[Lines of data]
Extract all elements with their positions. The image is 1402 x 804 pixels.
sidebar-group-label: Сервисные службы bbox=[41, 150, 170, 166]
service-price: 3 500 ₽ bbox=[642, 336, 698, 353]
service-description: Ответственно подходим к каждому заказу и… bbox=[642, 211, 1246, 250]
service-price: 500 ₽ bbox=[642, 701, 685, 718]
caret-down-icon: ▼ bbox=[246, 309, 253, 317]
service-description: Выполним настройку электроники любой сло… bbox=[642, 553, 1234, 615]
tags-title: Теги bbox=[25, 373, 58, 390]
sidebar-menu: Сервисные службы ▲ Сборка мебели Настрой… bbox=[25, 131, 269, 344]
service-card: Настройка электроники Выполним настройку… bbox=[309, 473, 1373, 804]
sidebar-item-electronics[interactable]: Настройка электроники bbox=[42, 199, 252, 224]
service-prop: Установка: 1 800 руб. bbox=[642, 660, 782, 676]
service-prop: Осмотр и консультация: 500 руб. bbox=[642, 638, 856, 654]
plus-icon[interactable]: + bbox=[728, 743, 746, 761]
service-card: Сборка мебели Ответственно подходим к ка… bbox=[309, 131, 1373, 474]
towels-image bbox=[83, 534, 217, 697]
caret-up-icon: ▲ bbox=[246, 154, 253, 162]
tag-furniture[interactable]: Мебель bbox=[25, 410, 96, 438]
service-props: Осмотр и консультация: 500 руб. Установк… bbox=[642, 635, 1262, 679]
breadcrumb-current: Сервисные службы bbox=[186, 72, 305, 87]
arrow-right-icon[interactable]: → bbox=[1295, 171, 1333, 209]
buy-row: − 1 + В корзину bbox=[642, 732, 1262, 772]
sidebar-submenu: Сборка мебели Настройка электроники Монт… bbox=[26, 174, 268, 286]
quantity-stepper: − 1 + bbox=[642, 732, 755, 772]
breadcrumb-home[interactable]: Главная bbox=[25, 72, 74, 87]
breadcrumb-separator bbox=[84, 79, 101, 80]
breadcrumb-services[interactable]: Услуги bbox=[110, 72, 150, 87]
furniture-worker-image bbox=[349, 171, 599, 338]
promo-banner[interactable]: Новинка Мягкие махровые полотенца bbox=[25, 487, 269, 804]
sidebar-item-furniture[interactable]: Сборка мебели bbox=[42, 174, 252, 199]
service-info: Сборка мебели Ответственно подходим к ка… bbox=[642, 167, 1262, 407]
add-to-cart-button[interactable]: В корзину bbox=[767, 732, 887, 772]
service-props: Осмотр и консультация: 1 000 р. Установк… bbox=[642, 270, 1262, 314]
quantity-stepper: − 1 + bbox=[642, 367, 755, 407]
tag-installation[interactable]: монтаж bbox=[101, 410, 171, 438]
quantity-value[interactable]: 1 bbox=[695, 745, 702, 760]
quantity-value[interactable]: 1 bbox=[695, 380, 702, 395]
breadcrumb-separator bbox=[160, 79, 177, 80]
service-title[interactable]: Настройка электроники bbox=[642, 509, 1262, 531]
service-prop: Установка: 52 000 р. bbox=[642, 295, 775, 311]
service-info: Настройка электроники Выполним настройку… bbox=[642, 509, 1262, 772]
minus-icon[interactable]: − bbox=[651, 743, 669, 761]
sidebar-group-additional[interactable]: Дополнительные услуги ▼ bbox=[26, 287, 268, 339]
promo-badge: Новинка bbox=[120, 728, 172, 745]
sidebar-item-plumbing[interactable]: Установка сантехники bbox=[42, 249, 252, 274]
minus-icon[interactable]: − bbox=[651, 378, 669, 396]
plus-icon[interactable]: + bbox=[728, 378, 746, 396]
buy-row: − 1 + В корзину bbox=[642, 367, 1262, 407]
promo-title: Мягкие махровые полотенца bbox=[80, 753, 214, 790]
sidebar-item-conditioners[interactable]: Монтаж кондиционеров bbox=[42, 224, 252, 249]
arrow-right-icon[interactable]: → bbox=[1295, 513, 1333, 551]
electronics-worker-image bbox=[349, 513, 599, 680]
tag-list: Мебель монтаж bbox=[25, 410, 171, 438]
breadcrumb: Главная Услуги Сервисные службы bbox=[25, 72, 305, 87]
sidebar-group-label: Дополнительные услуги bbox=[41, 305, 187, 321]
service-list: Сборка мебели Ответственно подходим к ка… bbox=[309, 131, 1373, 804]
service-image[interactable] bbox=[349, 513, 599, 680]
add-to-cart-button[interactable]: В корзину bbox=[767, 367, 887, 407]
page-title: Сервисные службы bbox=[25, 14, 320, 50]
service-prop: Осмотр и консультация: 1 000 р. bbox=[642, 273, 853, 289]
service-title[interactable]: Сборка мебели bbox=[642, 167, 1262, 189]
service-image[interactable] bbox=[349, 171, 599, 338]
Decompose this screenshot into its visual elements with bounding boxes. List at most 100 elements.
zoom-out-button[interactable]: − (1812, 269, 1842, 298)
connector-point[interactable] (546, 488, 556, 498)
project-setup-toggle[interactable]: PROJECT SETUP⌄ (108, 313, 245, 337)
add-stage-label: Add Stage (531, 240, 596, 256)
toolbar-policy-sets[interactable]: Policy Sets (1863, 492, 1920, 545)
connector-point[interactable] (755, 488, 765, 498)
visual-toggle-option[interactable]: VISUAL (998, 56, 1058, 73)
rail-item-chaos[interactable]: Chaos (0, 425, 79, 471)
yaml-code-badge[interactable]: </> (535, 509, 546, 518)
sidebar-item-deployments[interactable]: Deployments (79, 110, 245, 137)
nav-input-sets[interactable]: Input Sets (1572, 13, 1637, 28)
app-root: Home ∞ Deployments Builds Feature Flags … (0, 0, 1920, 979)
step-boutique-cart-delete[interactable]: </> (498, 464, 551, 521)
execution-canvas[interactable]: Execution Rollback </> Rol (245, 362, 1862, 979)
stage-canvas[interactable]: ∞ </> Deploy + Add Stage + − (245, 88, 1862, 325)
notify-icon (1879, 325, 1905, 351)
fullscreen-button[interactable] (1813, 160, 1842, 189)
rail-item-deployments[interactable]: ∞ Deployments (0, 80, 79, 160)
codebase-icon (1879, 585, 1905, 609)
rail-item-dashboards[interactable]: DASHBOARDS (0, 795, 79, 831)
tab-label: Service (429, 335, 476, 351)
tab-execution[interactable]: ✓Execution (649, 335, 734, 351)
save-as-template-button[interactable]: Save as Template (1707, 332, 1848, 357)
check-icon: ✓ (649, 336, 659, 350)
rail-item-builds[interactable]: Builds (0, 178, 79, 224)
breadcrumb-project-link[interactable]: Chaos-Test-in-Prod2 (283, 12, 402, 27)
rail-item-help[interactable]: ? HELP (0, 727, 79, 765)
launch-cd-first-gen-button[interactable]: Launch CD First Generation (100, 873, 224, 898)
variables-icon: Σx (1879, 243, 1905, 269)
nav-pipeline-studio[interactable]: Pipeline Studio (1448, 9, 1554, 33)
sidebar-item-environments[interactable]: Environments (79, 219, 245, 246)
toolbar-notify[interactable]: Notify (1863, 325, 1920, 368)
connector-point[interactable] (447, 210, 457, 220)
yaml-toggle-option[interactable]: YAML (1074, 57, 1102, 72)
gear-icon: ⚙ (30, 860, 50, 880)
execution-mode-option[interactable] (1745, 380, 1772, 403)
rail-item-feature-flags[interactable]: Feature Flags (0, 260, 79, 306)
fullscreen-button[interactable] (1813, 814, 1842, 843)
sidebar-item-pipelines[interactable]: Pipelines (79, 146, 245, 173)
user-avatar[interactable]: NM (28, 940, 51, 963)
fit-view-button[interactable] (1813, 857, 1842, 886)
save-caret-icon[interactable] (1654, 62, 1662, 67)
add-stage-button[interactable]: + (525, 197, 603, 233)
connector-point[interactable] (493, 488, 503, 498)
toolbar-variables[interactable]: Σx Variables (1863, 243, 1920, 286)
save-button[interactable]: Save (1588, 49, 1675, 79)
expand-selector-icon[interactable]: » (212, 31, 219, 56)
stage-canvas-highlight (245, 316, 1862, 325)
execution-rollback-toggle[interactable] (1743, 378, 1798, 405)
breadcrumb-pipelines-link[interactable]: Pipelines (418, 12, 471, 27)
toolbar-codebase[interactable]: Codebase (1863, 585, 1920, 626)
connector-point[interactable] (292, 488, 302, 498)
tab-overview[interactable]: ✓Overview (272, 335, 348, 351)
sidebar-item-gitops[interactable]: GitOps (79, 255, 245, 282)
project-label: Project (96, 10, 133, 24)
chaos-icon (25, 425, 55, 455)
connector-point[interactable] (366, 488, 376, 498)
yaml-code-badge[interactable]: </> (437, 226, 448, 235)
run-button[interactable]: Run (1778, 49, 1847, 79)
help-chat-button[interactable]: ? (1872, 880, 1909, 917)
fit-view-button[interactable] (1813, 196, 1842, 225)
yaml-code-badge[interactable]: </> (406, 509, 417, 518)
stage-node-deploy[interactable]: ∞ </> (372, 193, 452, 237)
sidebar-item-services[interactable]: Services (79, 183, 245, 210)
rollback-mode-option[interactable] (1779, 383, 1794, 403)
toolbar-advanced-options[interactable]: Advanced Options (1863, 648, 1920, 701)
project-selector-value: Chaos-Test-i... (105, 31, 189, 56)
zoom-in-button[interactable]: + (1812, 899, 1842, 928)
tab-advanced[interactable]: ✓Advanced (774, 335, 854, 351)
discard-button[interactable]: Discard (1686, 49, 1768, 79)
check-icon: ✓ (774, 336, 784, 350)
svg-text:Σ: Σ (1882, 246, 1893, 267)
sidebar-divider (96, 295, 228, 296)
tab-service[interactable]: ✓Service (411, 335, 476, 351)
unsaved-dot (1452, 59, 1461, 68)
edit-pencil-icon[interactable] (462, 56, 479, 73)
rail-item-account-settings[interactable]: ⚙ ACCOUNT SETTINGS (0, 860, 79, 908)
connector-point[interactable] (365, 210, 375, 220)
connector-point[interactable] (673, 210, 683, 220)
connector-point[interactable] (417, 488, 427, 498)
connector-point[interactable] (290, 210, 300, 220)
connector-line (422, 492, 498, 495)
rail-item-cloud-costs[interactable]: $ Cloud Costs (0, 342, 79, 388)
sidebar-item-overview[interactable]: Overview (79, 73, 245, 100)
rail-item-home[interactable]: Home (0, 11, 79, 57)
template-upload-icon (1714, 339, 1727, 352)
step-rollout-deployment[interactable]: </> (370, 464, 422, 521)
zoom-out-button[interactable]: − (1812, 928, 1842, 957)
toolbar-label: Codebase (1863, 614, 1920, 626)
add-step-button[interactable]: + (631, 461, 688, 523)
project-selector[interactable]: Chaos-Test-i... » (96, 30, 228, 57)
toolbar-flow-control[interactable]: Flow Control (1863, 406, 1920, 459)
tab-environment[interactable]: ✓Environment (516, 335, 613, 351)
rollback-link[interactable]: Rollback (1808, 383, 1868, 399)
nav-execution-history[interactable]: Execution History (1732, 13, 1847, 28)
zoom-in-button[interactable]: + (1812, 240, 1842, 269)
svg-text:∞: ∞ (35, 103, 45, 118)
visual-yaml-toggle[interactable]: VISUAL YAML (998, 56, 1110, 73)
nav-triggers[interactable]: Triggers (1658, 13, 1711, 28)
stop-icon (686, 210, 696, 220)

Instructions to follow ::
From the start of the records through the line containing "service-description: Выполним настройку", inclusive, rewrite the lines with "service-price" changed to "service-cost" and everything else left as is.

Output for this task ::
Extract all elements with their positions. The image is 1402 x 804 pixels.
sidebar-group-label: Сервисные службы bbox=[41, 150, 170, 166]
service-cost: 3 500 ₽ bbox=[642, 336, 698, 353]
service-description: Ответственно подходим к каждому заказу и… bbox=[642, 211, 1246, 250]
service-cost: 500 ₽ bbox=[642, 701, 685, 718]
caret-down-icon: ▼ bbox=[246, 309, 253, 317]
service-description: Выполним настройку электроники любой сло… bbox=[642, 553, 1234, 615]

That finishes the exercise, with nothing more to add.